**PROBLEM DETAILS**
How many lines in the entries below contain "energy"? Answer with the number only.

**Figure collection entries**
· · · · · · ·
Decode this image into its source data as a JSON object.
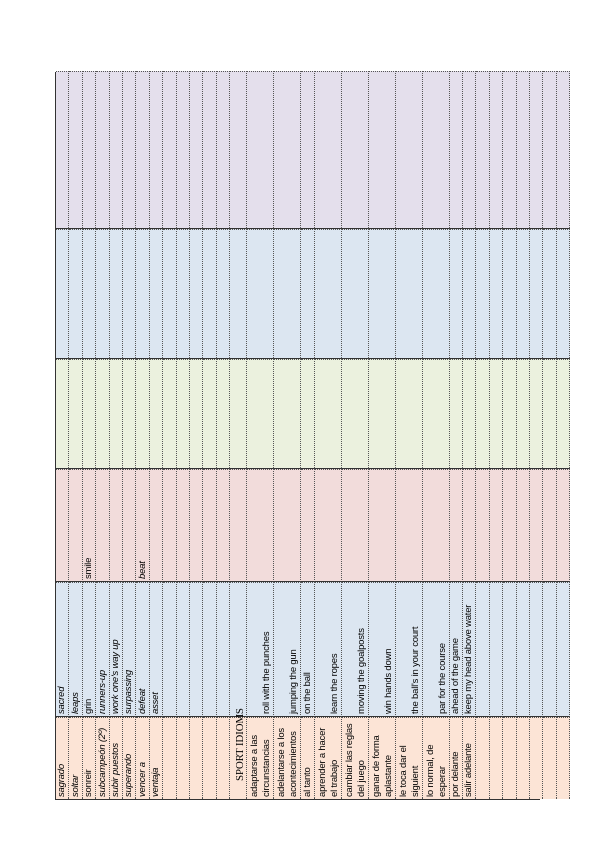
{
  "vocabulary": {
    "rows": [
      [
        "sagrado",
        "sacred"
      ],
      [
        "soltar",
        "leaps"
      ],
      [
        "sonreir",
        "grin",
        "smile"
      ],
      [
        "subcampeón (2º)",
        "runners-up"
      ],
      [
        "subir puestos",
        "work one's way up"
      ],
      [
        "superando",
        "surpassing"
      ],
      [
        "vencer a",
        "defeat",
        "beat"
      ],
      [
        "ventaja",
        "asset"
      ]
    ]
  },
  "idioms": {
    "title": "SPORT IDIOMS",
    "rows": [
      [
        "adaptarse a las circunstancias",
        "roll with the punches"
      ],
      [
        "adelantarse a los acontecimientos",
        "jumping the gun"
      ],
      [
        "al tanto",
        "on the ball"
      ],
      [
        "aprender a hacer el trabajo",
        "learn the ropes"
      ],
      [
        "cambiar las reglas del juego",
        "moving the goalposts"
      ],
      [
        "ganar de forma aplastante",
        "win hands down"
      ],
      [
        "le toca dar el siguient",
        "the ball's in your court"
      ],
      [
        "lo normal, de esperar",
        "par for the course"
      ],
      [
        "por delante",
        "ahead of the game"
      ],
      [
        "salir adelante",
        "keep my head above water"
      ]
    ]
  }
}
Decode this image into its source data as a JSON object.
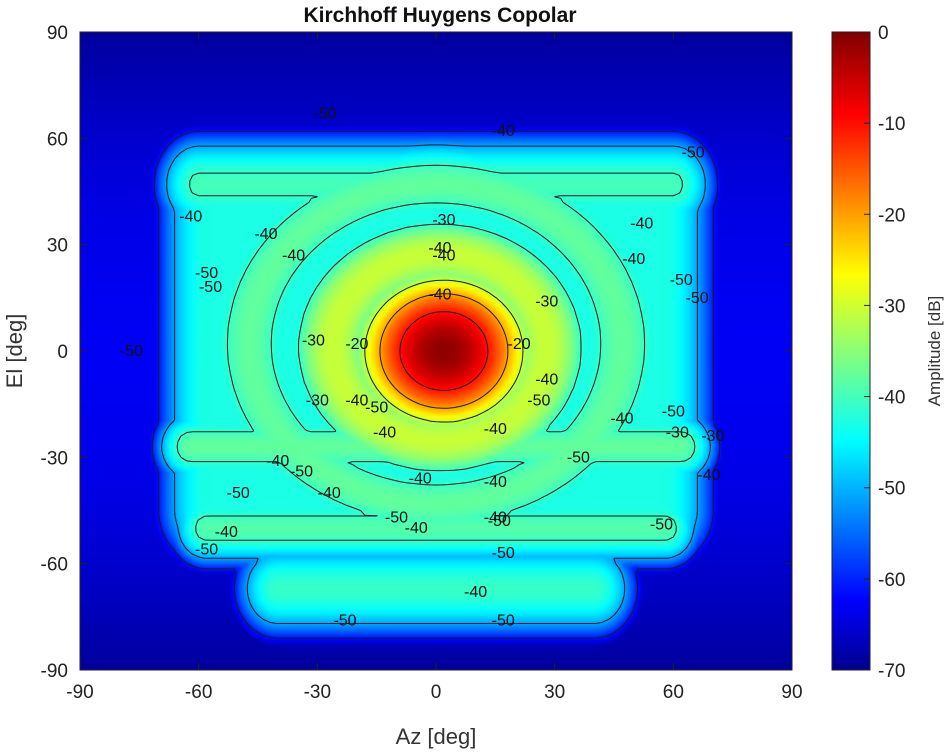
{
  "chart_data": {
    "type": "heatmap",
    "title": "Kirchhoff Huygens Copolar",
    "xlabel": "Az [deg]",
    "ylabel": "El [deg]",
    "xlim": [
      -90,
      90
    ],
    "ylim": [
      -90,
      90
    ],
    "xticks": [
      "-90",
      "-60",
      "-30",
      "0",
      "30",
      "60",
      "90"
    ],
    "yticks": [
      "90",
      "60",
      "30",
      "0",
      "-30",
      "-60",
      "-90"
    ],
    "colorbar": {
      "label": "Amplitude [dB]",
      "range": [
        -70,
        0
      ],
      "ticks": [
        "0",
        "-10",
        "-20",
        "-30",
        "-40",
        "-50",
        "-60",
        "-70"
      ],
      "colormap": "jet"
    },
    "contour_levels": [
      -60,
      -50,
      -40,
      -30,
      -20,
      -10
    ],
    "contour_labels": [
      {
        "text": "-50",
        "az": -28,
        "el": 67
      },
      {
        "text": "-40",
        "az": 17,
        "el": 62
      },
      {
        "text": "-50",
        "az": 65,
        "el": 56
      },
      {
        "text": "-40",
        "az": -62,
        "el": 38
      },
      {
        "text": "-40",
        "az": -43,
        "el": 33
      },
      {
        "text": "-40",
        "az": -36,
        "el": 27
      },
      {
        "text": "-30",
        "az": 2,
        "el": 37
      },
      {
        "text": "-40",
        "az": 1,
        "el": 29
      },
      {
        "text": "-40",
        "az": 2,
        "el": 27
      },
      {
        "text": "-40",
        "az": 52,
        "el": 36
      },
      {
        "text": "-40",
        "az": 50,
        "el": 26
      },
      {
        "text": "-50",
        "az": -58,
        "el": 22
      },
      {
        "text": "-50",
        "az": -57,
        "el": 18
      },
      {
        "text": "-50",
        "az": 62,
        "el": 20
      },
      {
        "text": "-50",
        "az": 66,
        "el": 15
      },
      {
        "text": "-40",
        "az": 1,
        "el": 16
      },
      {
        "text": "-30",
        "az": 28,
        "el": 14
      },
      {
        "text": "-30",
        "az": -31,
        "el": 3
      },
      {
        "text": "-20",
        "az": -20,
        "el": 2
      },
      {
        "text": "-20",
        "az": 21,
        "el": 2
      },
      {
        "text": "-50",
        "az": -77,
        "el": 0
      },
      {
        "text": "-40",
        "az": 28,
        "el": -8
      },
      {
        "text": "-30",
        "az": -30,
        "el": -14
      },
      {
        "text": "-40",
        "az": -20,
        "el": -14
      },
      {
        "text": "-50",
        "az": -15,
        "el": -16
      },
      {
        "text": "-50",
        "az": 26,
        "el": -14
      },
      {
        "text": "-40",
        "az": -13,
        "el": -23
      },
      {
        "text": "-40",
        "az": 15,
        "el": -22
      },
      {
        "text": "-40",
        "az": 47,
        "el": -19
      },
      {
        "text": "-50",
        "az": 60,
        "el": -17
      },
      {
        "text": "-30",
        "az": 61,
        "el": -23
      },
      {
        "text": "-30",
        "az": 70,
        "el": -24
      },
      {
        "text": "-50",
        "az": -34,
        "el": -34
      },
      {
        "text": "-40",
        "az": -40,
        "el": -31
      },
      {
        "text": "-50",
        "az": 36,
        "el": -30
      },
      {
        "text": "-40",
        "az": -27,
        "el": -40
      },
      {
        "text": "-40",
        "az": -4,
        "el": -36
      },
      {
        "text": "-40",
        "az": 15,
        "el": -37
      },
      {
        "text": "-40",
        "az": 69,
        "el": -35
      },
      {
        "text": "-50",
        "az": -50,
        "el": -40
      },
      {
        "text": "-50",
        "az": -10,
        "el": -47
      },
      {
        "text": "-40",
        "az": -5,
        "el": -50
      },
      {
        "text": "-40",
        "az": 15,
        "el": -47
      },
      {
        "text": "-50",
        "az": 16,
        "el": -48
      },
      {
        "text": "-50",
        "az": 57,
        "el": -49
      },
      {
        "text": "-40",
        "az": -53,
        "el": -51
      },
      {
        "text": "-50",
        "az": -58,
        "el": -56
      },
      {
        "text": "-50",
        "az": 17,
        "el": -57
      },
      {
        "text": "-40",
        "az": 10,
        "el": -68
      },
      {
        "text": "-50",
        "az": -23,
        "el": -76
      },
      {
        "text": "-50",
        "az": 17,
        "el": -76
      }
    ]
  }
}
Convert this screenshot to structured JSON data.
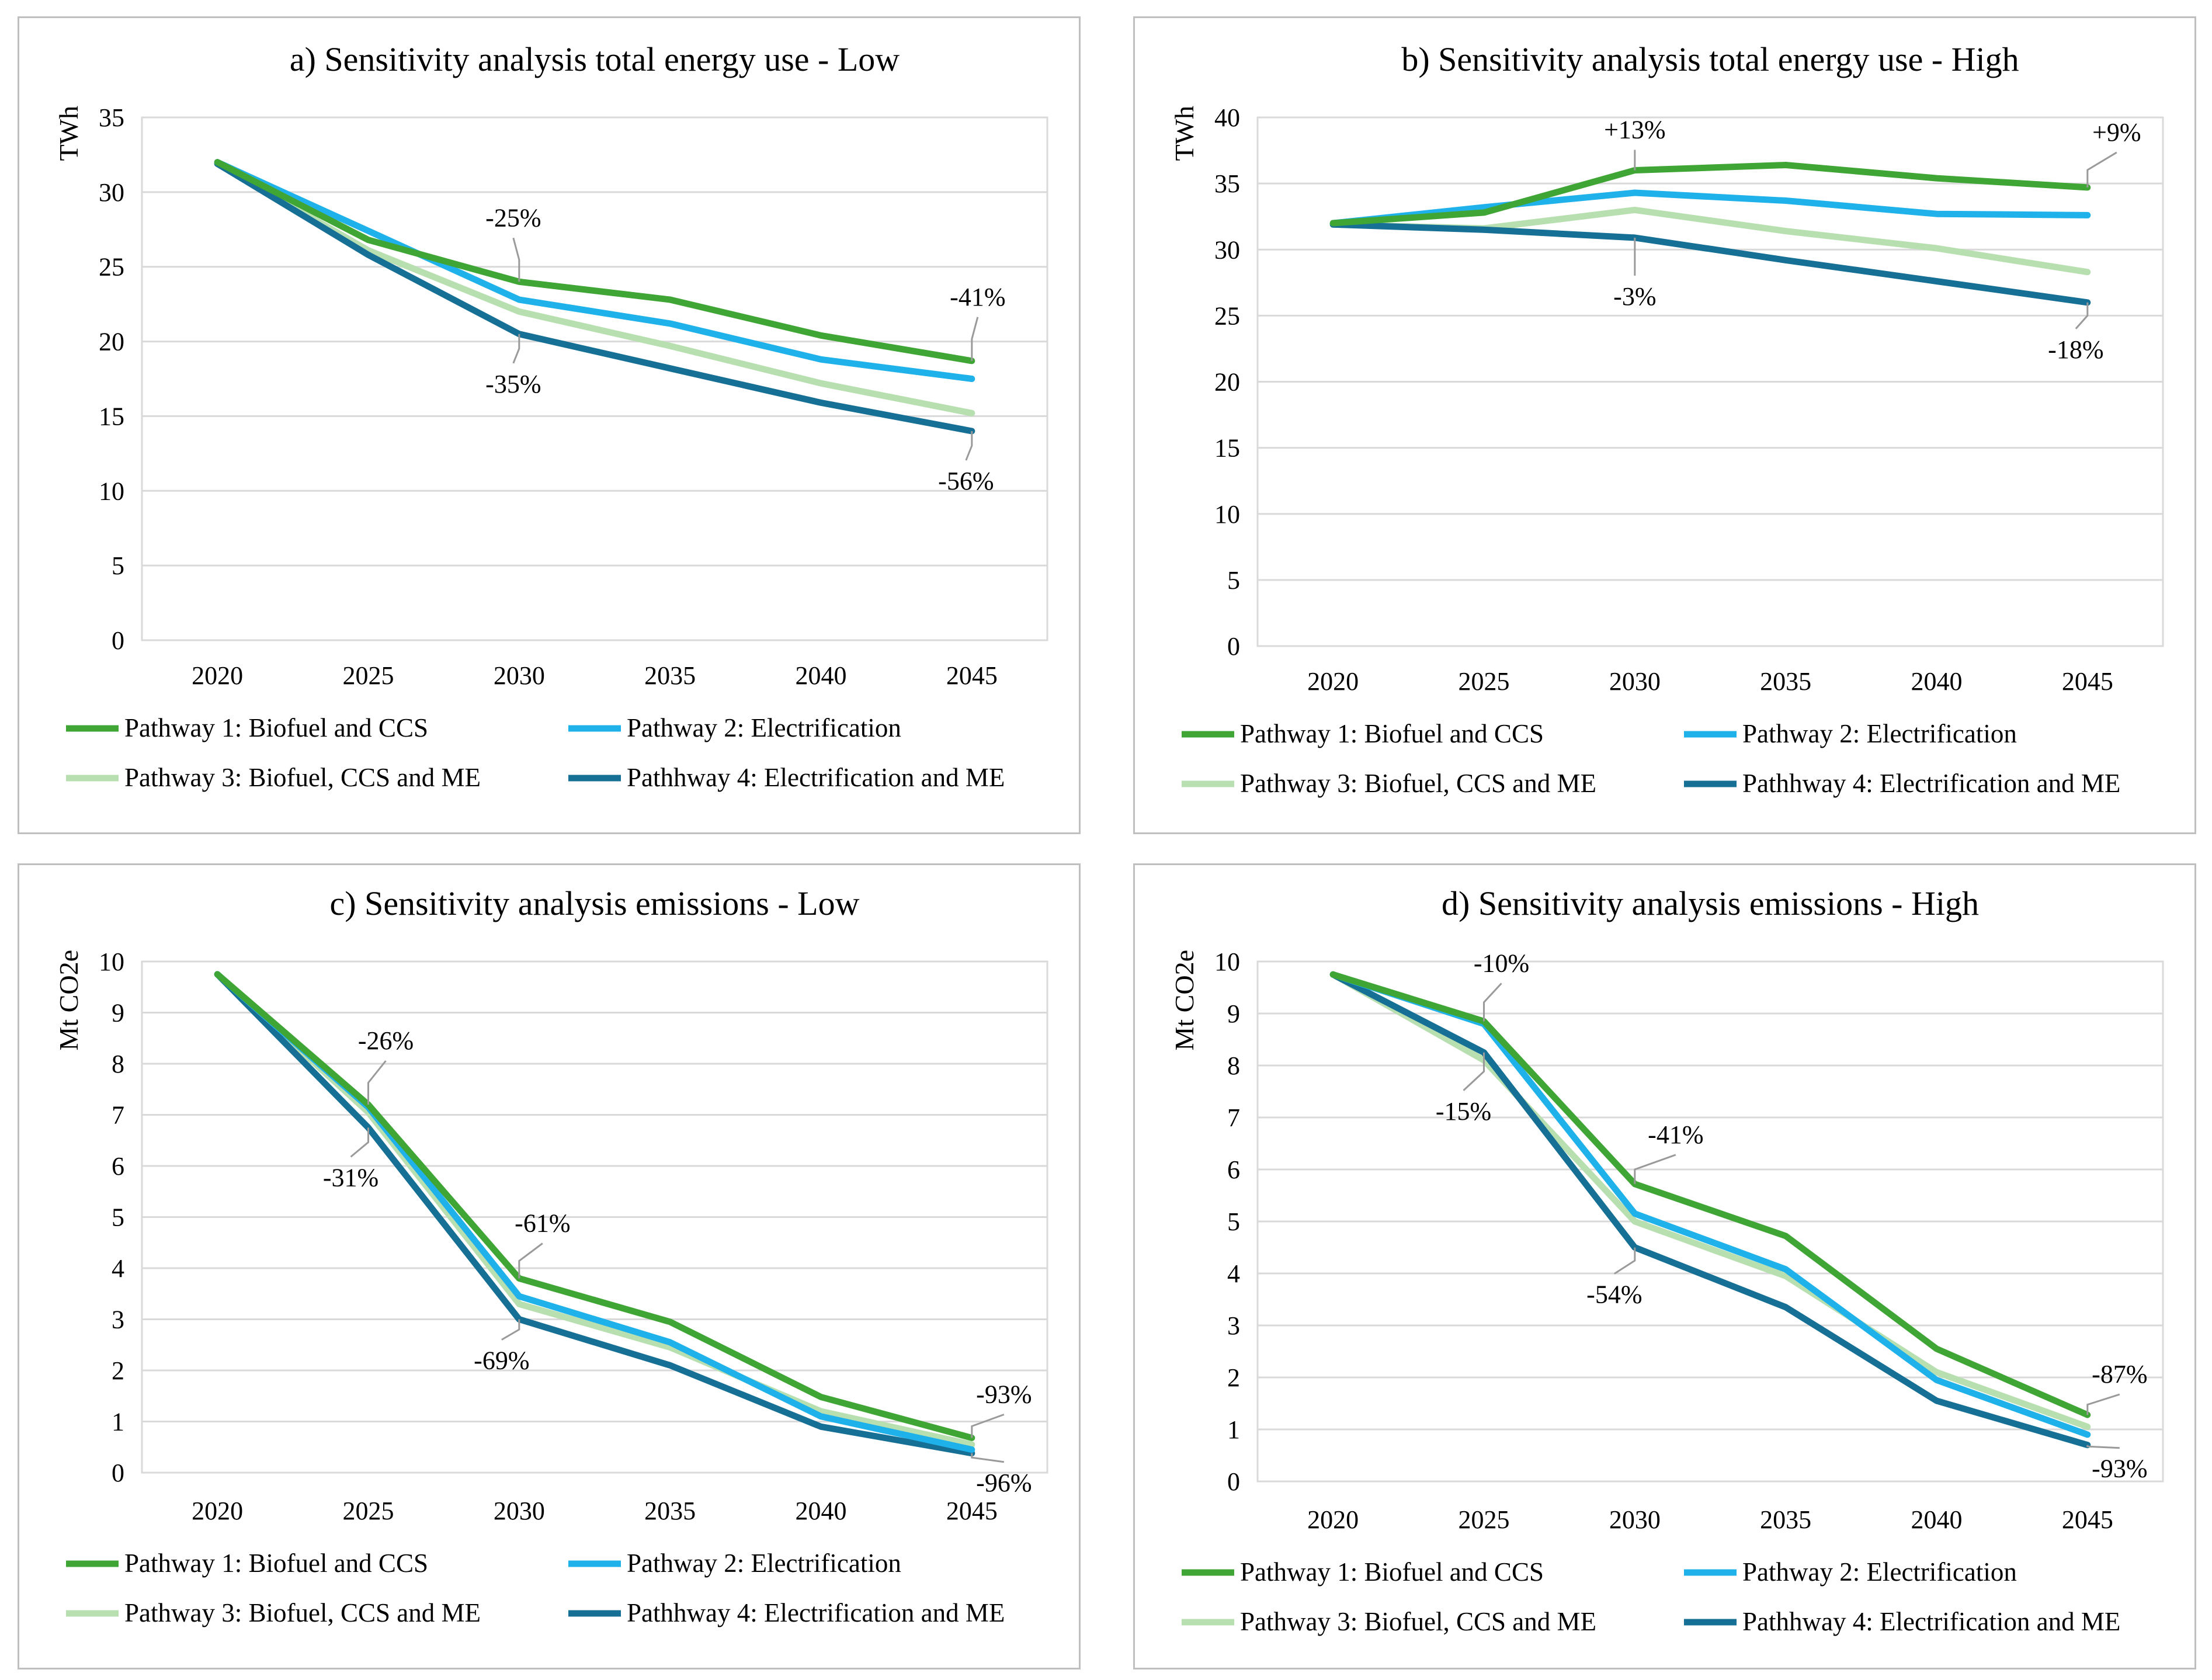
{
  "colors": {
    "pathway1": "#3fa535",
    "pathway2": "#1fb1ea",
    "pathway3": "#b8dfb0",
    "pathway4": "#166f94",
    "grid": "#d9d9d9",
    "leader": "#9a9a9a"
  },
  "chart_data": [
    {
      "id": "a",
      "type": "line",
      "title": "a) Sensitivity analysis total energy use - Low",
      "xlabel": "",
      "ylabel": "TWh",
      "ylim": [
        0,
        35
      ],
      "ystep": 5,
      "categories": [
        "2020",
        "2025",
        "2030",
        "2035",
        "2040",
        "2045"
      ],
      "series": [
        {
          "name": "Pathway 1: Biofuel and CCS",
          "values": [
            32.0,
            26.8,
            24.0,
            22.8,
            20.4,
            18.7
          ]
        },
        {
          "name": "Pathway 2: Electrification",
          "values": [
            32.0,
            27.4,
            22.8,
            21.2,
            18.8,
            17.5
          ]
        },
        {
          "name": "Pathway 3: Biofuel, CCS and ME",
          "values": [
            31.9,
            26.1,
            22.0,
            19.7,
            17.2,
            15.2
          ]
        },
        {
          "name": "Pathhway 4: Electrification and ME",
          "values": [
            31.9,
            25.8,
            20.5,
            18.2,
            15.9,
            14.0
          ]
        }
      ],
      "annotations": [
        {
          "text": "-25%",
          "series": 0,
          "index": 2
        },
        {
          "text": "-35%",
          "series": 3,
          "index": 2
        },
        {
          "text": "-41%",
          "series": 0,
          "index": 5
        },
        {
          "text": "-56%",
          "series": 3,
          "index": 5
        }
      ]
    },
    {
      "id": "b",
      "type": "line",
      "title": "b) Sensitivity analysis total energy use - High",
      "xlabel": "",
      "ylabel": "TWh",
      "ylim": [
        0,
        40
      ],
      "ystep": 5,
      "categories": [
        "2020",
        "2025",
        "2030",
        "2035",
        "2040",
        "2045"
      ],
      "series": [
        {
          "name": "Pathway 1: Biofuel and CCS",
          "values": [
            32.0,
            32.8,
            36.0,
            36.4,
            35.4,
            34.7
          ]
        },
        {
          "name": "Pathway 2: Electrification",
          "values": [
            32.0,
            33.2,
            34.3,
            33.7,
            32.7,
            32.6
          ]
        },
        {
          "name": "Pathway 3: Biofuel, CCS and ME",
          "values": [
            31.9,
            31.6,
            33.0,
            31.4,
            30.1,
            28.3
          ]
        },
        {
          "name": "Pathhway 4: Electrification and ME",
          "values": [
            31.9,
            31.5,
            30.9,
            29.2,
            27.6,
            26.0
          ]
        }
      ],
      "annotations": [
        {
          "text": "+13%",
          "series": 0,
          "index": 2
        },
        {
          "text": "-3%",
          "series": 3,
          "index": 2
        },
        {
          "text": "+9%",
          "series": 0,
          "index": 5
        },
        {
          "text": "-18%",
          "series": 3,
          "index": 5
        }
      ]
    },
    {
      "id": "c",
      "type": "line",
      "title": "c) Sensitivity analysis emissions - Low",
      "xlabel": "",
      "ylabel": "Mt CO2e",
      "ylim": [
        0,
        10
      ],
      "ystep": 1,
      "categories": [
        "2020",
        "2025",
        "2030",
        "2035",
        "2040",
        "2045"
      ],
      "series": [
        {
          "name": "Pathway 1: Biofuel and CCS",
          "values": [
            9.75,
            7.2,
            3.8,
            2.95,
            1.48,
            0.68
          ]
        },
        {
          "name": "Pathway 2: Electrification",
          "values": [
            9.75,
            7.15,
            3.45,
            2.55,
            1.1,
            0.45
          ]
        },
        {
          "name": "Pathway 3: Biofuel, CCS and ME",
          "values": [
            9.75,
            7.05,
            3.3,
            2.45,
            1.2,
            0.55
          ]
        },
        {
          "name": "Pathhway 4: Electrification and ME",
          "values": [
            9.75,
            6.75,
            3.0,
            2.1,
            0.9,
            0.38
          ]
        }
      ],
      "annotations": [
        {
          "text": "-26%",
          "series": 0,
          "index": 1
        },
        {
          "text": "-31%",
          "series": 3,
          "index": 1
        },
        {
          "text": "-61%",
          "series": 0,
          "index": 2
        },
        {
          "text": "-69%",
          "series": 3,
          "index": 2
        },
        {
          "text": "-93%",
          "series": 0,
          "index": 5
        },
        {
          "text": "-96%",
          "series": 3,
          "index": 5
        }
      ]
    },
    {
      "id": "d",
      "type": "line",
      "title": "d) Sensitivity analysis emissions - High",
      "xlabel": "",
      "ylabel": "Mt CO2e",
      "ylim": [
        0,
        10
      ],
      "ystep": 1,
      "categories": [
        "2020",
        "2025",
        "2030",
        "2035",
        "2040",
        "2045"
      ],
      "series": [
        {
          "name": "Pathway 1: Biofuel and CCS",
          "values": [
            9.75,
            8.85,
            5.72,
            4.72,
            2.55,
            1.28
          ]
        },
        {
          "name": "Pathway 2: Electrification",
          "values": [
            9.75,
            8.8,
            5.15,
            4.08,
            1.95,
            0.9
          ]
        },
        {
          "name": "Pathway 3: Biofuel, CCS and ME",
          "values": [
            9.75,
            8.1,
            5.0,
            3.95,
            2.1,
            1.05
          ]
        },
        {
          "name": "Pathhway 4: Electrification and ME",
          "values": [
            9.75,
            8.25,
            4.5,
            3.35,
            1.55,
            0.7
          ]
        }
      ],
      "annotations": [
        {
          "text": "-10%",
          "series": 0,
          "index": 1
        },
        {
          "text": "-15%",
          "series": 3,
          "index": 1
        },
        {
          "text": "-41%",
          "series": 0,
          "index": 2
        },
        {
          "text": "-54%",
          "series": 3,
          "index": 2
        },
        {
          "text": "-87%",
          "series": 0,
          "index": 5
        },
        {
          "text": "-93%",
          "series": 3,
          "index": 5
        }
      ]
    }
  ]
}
· · · · · · ·
**FINAL RESULT**
2